AIM OF THE TASK: Gather the lines that hold the string "oraz".

* Start GIVEN ENTRIES *

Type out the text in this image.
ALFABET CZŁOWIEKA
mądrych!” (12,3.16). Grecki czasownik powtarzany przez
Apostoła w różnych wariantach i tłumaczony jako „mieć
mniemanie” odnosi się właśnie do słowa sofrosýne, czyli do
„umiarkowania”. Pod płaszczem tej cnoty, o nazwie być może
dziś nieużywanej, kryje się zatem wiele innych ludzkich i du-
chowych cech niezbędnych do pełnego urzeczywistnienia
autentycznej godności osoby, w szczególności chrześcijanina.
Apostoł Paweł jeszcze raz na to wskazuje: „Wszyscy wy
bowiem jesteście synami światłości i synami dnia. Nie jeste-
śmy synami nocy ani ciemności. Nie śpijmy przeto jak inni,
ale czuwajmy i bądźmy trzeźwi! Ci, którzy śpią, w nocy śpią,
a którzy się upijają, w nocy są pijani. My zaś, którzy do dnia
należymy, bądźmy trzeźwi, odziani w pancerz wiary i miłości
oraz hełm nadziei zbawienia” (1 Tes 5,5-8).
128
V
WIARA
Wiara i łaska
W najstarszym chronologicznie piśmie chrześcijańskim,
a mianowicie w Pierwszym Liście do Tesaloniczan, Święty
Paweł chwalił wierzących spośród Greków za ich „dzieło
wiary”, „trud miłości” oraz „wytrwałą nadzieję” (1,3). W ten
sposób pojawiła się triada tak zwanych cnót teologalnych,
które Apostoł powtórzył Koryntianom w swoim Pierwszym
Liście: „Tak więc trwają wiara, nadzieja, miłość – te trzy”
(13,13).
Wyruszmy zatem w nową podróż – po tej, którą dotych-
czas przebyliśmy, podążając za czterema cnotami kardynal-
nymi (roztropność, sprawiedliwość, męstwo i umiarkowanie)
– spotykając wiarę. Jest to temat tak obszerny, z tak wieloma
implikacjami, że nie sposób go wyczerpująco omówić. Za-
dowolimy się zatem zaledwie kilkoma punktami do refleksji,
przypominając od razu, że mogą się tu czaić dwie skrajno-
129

* End GIVEN ENTRIES *

THE REPLY:
oraz hełm nadziei zbawienia” (1 Tes 5,5-8).
wiary”, „trud miłości” oraz „wytrwałą nadzieję” (1,3). W ten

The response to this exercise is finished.